### Records for this task

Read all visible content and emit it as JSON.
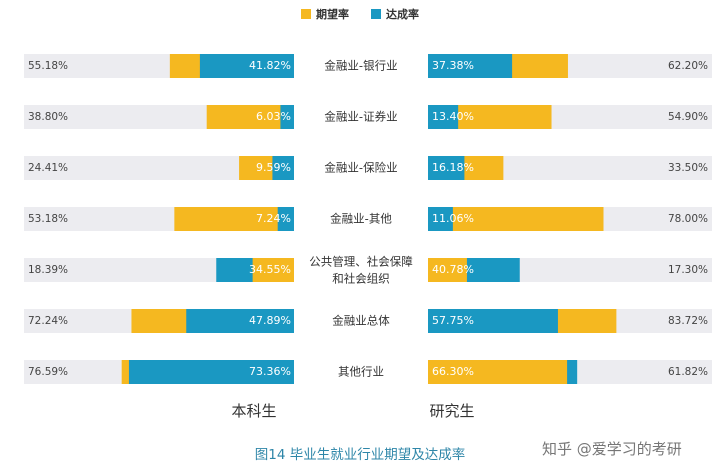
{
  "chart_data": {
    "type": "bar",
    "legend": {
      "placement": "top-center",
      "items": [
        {
          "name": "期望率",
          "color": "#f5b820"
        },
        {
          "name": "达成率",
          "color": "#1a98c2"
        }
      ]
    },
    "categories": [
      "金融业-银行业",
      "金融业-证券业",
      "金融业-保险业",
      "金融业-其他",
      "公共管理、社会保障和社会组织",
      "金融业总体",
      "其他行业"
    ],
    "groups": [
      {
        "name": "本科生",
        "direction": "left",
        "series": [
          {
            "name": "期望率",
            "values": [
              55.18,
              38.8,
              24.41,
              53.18,
              18.39,
              72.24,
              76.59
            ]
          },
          {
            "name": "达成率",
            "values": [
              41.82,
              6.03,
              9.59,
              7.24,
              34.55,
              47.89,
              73.36
            ]
          }
        ],
        "labels": {
          "expect": [
            "55.18%",
            "38.80%",
            "24.41%",
            "53.18%",
            "18.39%",
            "72.24%",
            "76.59%"
          ],
          "achieve": [
            "41.82%",
            "6.03%",
            "9.59%",
            "7.24%",
            "34.55%",
            "47.89%",
            "73.36%"
          ]
        }
      },
      {
        "name": "研究生",
        "direction": "right",
        "series": [
          {
            "name": "期望率",
            "values": [
              62.2,
              54.9,
              33.5,
              78.0,
              17.3,
              83.72,
              61.82
            ]
          },
          {
            "name": "达成率",
            "values": [
              37.38,
              13.4,
              16.18,
              11.06,
              40.78,
              57.75,
              66.3
            ]
          }
        ],
        "labels": {
          "expect": [
            "62.20%",
            "54.90%",
            "33.50%",
            "78.00%",
            "17.30%",
            "83.72%",
            "61.82%"
          ],
          "achieve": [
            "37.38%",
            "13.40%",
            "16.18%",
            "11.06%",
            "40.78%",
            "57.75%",
            "66.30%"
          ]
        }
      }
    ],
    "xlim": [
      0,
      100
    ],
    "colors": {
      "expect": "#f5b820",
      "achieve": "#1a98c2",
      "track": "#ececf0",
      "caption": "#2e86a8"
    }
  },
  "group_labels": {
    "left": "本科生",
    "right": "研究生"
  },
  "caption": "图14 毕业生就业行业期望及达成率",
  "watermark": "知乎 @爱学习的考研"
}
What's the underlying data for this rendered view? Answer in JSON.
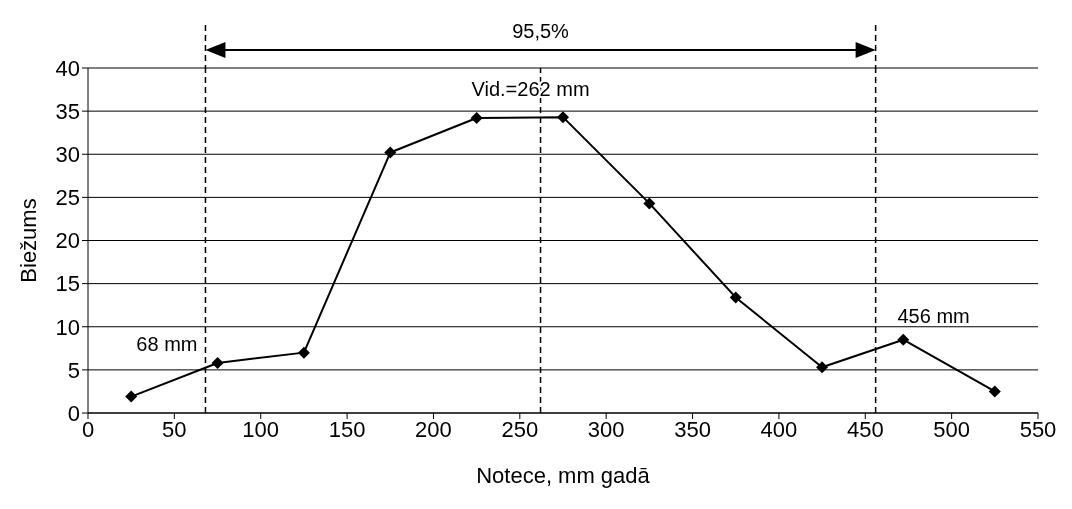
{
  "chart_data": {
    "type": "line",
    "xlabel": "Notece, mm gadā",
    "ylabel": "Biežums",
    "x": [
      25,
      75,
      125,
      175,
      225,
      275,
      325,
      375,
      425,
      472,
      525
    ],
    "series": [
      {
        "color": "#000000",
        "values": [
          1.9,
          5.8,
          7.0,
          30.2,
          34.2,
          34.3,
          24.3,
          13.4,
          5.3,
          8.5,
          2.5
        ]
      }
    ],
    "xlim": [
      0,
      550
    ],
    "xticks": [
      0,
      50,
      100,
      150,
      200,
      250,
      300,
      350,
      400,
      450,
      500,
      550
    ],
    "ylim": [
      0,
      40
    ],
    "yticks": [
      0,
      5,
      10,
      15,
      20,
      25,
      30,
      35,
      40
    ],
    "grid": "y",
    "marker": "diamond",
    "line_style": "solid",
    "legend": false,
    "ref_lines": [
      {
        "axis": "x",
        "value": 68,
        "label": "68 mm",
        "line_style": "dashed"
      },
      {
        "axis": "x",
        "value": 262,
        "label": "Vid.=262 mm",
        "line_style": "dashed"
      },
      {
        "axis": "x",
        "value": 456,
        "label": "456 mm",
        "line_style": "dashed"
      }
    ],
    "annotations": [
      "95,5%"
    ]
  }
}
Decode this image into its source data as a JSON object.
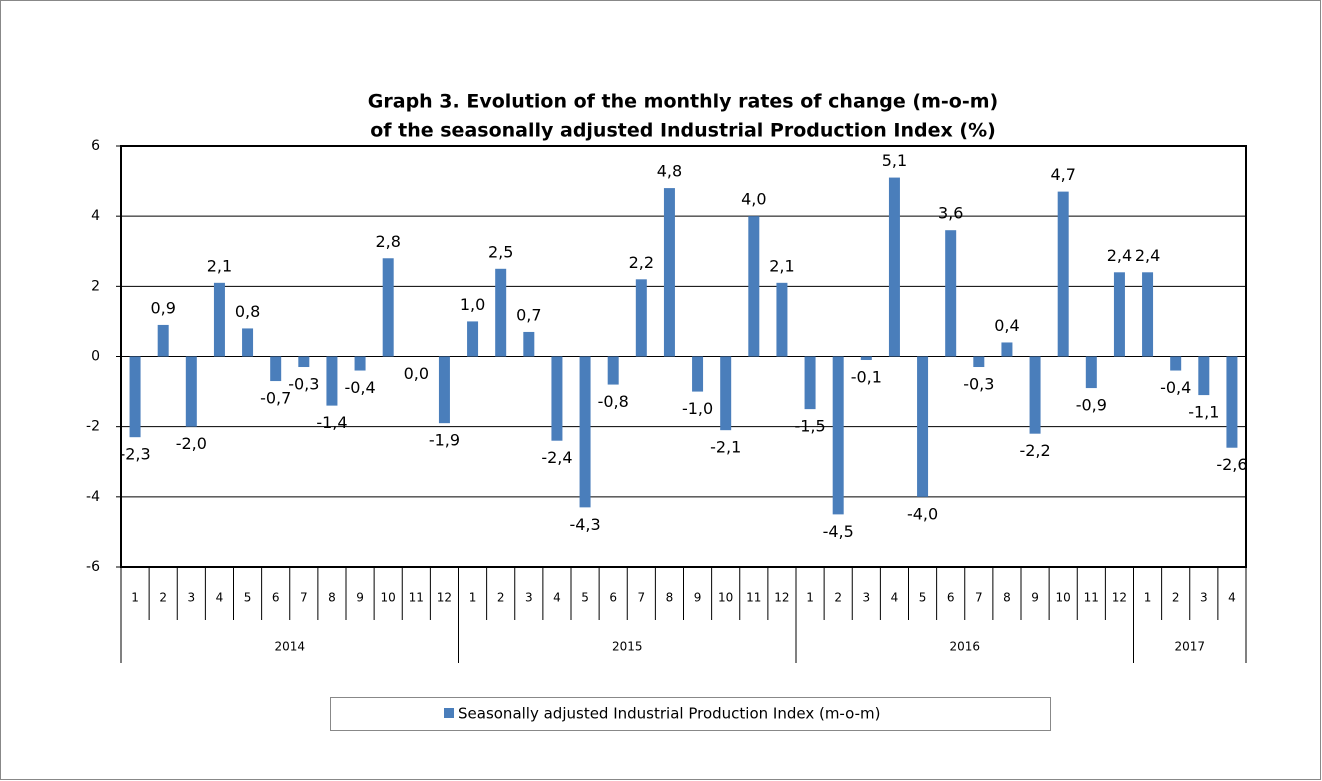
{
  "chart_data": {
    "type": "bar",
    "title": [
      "Graph 3. Evolution of the monthly rates of change (m-o-m)",
      "of the seasonally adjusted Industrial Production Index (%)"
    ],
    "category_groups": [
      {
        "label": "2014",
        "categories": [
          "1",
          "2",
          "3",
          "4",
          "5",
          "6",
          "7",
          "8",
          "9",
          "10",
          "11",
          "12"
        ]
      },
      {
        "label": "2015",
        "categories": [
          "1",
          "2",
          "3",
          "4",
          "5",
          "6",
          "7",
          "8",
          "9",
          "10",
          "11",
          "12"
        ]
      },
      {
        "label": "2016",
        "categories": [
          "1",
          "2",
          "3",
          "4",
          "5",
          "6",
          "7",
          "8",
          "9",
          "10",
          "11",
          "12"
        ]
      },
      {
        "label": "2017",
        "categories": [
          "1",
          "2",
          "3",
          "4"
        ]
      }
    ],
    "series": [
      {
        "name": "Seasonally adjusted Industrial Production Index (m-o-m)",
        "color": "#4a7ebb",
        "values": [
          -2.3,
          0.9,
          -2.0,
          2.1,
          0.8,
          -0.7,
          -0.3,
          -1.4,
          -0.4,
          2.8,
          0.0,
          -1.9,
          1.0,
          2.5,
          0.7,
          -2.4,
          -4.3,
          -0.8,
          2.2,
          4.8,
          -1.0,
          -2.1,
          4.0,
          2.1,
          -1.5,
          -4.5,
          -0.1,
          5.1,
          -4.0,
          3.6,
          -0.3,
          0.4,
          -2.2,
          4.7,
          -0.9,
          2.4,
          2.4,
          -0.4,
          -1.1,
          -2.6
        ],
        "value_labels": [
          "-2,3",
          "0,9",
          "-2,0",
          "2,1",
          "0,8",
          "-0,7",
          "-0,3",
          "-1,4",
          "-0,4",
          "2,8",
          "0,0",
          "-1,9",
          "1,0",
          "2,5",
          "0,7",
          "-2,4",
          "-4,3",
          "-0,8",
          "2,2",
          "4,8",
          "-1,0",
          "-2,1",
          "4,0",
          "2,1",
          "-1,5",
          "-4,5",
          "-0,1",
          "5,1",
          "-4,0",
          "3,6",
          "-0,3",
          "0,4",
          "-2,2",
          "4,7",
          "-0,9",
          "2,4",
          "2,4",
          "-0,4",
          "-1,1",
          "-2,6"
        ]
      }
    ],
    "ylim": [
      -6,
      6
    ],
    "yticks": [
      -6,
      -4,
      -2,
      0,
      2,
      4,
      6
    ],
    "grid": true,
    "legend": "bottom"
  }
}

######

» **The request**
Restate the full listing verbatim and drop every picture.

» **Solution**
Read all visible content and emit it as JSON.
{
  "chart_data": {
    "type": "bar",
    "legend": {
      "placement": "top-center",
      "items": [
        {
          "name": "期望率",
          "color": "#f5b820"
        },
        {
          "name": "达成率",
          "color": "#1a98c2"
        }
      ]
    },
    "categories": [
      "金融业-银行业",
      "金融业-证券业",
      "金融业-保险业",
      "金融业-其他",
      "公共管理、社会保障和社会组织",
      "金融业总体",
      "其他行业"
    ],
    "groups": [
      {
        "name": "本科生",
        "direction": "left",
        "series": [
          {
            "name": "期望率",
            "values": [
              55.18,
              38.8,
              24.41,
              53.18,
              18.39,
              72.24,
              76.59
            ]
          },
          {
            "name": "达成率",
            "values": [
              41.82,
              6.03,
              9.59,
              7.24,
              34.55,
              47.89,
              73.36
            ]
          }
        ],
        "labels": {
          "expect": [
            "55.18%",
            "38.80%",
            "24.41%",
            "53.18%",
            "18.39%",
            "72.24%",
            "76.59%"
          ],
          "achieve": [
            "41.82%",
            "6.03%",
            "9.59%",
            "7.24%",
            "34.55%",
            "47.89%",
            "73.36%"
          ]
        }
      },
      {
        "name": "研究生",
        "direction": "right",
        "series": [
          {
            "name": "期望率",
            "values": [
              62.2,
              54.9,
              33.5,
              78.0,
              17.3,
              83.72,
              61.82
            ]
          },
          {
            "name": "达成率",
            "values": [
              37.38,
              13.4,
              16.18,
              11.06,
              40.78,
              57.75,
              66.3
            ]
          }
        ],
        "labels": {
          "expect": [
            "62.20%",
            "54.90%",
            "33.50%",
            "78.00%",
            "17.30%",
            "83.72%",
            "61.82%"
          ],
          "achieve": [
            "37.38%",
            "13.40%",
            "16.18%",
            "11.06%",
            "40.78%",
            "57.75%",
            "66.30%"
          ]
        }
      }
    ],
    "xlim": [
      0,
      100
    ],
    "colors": {
      "expect": "#f5b820",
      "achieve": "#1a98c2",
      "track": "#ececf0",
      "caption": "#2e86a8"
    }
  },
  "group_labels": {
    "left": "本科生",
    "right": "研究生"
  },
  "caption": "图14 毕业生就业行业期望及达成率",
  "watermark": "知乎 @爱学习的考研"
}
What's the underlying data for this rendered view? Answer in JSON.
{
  "chart_data": {
    "type": "line",
    "xlabel": "Notece, mm gadā",
    "ylabel": "Biežums",
    "x": [
      25,
      75,
      125,
      175,
      225,
      275,
      325,
      375,
      425,
      472,
      525
    ],
    "series": [
      {
        "color": "#000000",
        "values": [
          1.9,
          5.8,
          7.0,
          30.2,
          34.2,
          34.3,
          24.3,
          13.4,
          5.3,
          8.5,
          2.5
        ]
      }
    ],
    "xlim": [
      0,
      550
    ],
    "xticks": [
      0,
      50,
      100,
      150,
      200,
      250,
      300,
      350,
      400,
      450,
      500,
      550
    ],
    "ylim": [
      0,
      40
    ],
    "yticks": [
      0,
      5,
      10,
      15,
      20,
      25,
      30,
      35,
      40
    ],
    "grid": "y",
    "marker": "diamond",
    "line_style": "solid",
    "legend": false,
    "ref_lines": [
      {
        "axis": "x",
        "value": 68,
        "label": "68 mm",
        "line_style": "dashed"
      },
      {
        "axis": "x",
        "value": 262,
        "label": "Vid.=262 mm",
        "line_style": "dashed"
      },
      {
        "axis": "x",
        "value": 456,
        "label": "456 mm",
        "line_style": "dashed"
      }
    ],
    "annotations": [
      "95,5%"
    ]
  }
}
Decode this image into its source data as a JSON object.
{
  "chart_data": {
    "type": "bar",
    "title": [
      "Graph 3. Evolution of the monthly rates of change (m-o-m)",
      "of the seasonally adjusted Industrial Production Index (%)"
    ],
    "category_groups": [
      {
        "label": "2014",
        "categories": [
          "1",
          "2",
          "3",
          "4",
          "5",
          "6",
          "7",
          "8",
          "9",
          "10",
          "11",
          "12"
        ]
      },
      {
        "label": "2015",
        "categories": [
          "1",
          "2",
          "3",
          "4",
          "5",
          "6",
          "7",
          "8",
          "9",
          "10",
          "11",
          "12"
        ]
      },
      {
        "label": "2016",
        "categories": [
          "1",
          "2",
          "3",
          "4",
          "5",
          "6",
          "7",
          "8",
          "9",
          "10",
          "11",
          "12"
        ]
      },
      {
        "label": "2017",
        "categories": [
          "1",
          "2",
          "3",
          "4"
        ]
      }
    ],
    "series": [
      {
        "name": "Seasonally adjusted Industrial Production Index (m-o-m)",
        "color": "#4a7ebb",
        "values": [
          -2.3,
          0.9,
          -2.0,
          2.1,
          0.8,
          -0.7,
          -0.3,
          -1.4,
          -0.4,
          2.8,
          0.0,
          -1.9,
          1.0,
          2.5,
          0.7,
          -2.4,
          -4.3,
          -0.8,
          2.2,
          4.8,
          -1.0,
          -2.1,
          4.0,
          2.1,
          -1.5,
          -4.5,
          -0.1,
          5.1,
          -4.0,
          3.6,
          -0.3,
          0.4,
          -2.2,
          4.7,
          -0.9,
          2.4,
          2.4,
          -0.4,
          -1.1,
          -2.6
        ],
        "value_labels": [
          "-2,3",
          "0,9",
          "-2,0",
          "2,1",
          "0,8",
          "-0,7",
          "-0,3",
          "-1,4",
          "-0,4",
          "2,8",
          "0,0",
          "-1,9",
          "1,0",
          "2,5",
          "0,7",
          "-2,4",
          "-4,3",
          "-0,8",
          "2,2",
          "4,8",
          "-1,0",
          "-2,1",
          "4,0",
          "2,1",
          "-1,5",
          "-4,5",
          "-0,1",
          "5,1",
          "-4,0",
          "3,6",
          "-0,3",
          "0,4",
          "-2,2",
          "4,7",
          "-0,9",
          "2,4",
          "2,4",
          "-0,4",
          "-1,1",
          "-2,6"
        ]
      }
    ],
    "ylim": [
      -6,
      6
    ],
    "yticks": [
      -6,
      -4,
      -2,
      0,
      2,
      4,
      6
    ],
    "grid": true,
    "legend": "bottom"
  }
}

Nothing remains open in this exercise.